YOUR INSTRUCTIONS: Copy each line that contains the string "text".

(Extracted records)
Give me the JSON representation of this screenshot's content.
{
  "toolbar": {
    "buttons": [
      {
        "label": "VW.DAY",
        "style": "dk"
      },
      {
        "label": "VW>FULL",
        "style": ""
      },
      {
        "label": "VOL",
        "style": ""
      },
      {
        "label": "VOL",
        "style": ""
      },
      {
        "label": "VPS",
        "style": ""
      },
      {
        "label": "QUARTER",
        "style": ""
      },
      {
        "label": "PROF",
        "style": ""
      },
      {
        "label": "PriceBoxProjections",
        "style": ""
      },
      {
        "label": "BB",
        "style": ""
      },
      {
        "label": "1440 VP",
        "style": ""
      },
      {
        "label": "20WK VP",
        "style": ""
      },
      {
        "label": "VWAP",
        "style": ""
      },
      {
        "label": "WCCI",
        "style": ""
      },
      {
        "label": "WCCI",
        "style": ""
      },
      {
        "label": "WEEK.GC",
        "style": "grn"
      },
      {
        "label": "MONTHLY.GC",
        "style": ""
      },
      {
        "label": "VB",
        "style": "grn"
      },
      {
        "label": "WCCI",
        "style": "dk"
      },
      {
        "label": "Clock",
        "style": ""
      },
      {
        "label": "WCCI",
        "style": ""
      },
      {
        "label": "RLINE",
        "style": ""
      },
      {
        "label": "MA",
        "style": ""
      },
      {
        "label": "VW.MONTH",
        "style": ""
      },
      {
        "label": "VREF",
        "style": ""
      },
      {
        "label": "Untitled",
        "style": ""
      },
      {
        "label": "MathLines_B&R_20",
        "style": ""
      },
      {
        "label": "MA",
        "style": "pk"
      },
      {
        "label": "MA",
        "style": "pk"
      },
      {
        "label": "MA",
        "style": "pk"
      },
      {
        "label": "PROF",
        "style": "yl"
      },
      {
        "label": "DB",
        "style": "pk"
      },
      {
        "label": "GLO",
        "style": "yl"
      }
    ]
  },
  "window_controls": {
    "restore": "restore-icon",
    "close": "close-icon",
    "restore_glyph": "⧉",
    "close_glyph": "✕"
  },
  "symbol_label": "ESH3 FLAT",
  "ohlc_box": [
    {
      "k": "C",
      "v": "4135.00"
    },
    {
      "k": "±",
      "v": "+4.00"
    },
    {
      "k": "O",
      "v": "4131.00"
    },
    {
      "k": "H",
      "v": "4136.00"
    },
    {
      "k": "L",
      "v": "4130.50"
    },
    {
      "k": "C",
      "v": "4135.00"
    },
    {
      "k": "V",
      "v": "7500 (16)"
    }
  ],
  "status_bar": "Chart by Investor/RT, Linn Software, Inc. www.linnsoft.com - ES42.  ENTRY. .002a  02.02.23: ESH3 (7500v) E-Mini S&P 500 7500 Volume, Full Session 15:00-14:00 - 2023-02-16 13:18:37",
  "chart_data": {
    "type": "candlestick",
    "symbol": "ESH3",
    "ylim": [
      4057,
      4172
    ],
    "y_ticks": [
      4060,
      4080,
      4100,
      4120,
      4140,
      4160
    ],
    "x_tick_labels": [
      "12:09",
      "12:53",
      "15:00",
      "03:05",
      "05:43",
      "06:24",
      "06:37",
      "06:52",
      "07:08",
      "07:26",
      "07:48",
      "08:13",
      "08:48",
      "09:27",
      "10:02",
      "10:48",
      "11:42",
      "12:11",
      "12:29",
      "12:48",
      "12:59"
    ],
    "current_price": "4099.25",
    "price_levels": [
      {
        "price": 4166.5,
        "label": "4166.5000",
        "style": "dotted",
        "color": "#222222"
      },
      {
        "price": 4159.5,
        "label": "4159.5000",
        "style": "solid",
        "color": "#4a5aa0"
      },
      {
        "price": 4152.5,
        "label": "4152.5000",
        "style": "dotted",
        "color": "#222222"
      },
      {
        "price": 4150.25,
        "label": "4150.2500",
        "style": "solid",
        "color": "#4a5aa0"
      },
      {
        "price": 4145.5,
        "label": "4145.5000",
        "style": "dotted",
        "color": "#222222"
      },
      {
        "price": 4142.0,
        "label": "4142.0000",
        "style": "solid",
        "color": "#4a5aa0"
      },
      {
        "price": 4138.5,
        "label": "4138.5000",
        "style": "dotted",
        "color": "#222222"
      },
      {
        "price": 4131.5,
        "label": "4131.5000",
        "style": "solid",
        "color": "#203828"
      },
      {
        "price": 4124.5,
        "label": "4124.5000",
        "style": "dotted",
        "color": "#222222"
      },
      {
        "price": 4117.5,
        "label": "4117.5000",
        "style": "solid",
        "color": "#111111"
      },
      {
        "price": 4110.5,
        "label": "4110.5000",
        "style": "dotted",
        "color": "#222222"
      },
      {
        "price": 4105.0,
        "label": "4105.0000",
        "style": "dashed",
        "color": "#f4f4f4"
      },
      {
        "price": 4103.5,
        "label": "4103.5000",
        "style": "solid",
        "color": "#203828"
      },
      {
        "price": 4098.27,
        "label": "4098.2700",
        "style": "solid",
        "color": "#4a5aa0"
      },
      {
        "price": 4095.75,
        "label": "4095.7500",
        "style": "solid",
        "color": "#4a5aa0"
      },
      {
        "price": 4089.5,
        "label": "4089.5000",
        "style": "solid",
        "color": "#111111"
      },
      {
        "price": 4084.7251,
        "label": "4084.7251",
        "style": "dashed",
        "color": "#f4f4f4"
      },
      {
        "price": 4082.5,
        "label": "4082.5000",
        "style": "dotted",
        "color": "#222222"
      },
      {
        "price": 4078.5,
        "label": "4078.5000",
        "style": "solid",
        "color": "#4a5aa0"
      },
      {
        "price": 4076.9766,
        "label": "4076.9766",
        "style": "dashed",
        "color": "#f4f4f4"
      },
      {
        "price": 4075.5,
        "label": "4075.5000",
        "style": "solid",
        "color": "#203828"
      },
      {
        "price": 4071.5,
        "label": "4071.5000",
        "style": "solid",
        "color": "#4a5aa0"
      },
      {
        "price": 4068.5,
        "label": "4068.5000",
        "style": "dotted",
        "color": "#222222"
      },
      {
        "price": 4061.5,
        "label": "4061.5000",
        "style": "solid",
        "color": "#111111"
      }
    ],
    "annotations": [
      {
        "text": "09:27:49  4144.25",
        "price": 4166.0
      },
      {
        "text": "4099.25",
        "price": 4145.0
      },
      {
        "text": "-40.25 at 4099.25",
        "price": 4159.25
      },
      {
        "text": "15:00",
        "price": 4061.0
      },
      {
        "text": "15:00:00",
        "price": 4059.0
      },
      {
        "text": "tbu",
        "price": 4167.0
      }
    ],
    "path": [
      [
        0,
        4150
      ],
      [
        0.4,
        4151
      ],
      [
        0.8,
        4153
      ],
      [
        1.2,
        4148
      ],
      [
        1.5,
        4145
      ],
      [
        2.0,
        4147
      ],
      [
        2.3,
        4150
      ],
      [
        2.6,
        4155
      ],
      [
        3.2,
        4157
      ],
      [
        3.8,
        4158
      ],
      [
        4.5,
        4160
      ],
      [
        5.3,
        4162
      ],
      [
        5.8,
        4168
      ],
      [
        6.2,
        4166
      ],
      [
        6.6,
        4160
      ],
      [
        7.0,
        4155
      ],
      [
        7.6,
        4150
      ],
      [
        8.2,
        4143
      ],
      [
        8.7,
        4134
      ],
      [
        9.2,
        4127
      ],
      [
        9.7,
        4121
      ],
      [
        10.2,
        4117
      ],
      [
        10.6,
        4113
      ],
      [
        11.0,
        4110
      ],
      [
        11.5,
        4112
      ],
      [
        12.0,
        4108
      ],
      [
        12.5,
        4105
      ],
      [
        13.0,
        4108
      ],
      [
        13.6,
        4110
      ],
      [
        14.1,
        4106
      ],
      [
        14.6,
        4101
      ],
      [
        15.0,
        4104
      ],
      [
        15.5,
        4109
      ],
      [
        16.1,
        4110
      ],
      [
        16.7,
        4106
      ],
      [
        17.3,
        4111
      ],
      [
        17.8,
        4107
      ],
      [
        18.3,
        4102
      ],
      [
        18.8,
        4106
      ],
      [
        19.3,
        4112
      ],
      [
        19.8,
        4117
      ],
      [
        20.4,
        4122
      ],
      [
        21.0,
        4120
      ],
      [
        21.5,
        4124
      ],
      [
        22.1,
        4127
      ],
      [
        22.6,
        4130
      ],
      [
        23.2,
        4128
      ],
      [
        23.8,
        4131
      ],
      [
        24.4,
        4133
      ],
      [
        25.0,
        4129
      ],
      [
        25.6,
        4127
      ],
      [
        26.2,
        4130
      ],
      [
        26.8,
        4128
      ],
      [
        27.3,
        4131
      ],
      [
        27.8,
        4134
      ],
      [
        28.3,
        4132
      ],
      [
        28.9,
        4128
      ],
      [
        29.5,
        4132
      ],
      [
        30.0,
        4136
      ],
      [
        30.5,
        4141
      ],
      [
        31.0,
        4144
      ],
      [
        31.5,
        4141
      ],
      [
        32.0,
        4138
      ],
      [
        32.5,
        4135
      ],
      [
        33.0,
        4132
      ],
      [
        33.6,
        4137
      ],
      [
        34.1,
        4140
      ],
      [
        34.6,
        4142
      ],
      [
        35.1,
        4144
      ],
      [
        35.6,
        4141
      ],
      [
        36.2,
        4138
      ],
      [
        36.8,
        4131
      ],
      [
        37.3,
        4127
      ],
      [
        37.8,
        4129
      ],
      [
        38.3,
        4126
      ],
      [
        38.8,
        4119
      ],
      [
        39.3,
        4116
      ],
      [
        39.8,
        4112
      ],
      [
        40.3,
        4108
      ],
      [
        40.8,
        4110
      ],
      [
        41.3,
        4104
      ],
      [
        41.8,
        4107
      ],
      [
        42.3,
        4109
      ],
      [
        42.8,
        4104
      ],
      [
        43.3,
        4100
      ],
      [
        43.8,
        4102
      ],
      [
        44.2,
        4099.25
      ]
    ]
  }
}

TASK OUTPUT:
        "text": "09:27:49  4144.25",
        "text": "4099.25",
        "text": "-40.25 at 4099.25",
        "text": "15:00",
        "text": "15:00:00",
        "text": "tbu",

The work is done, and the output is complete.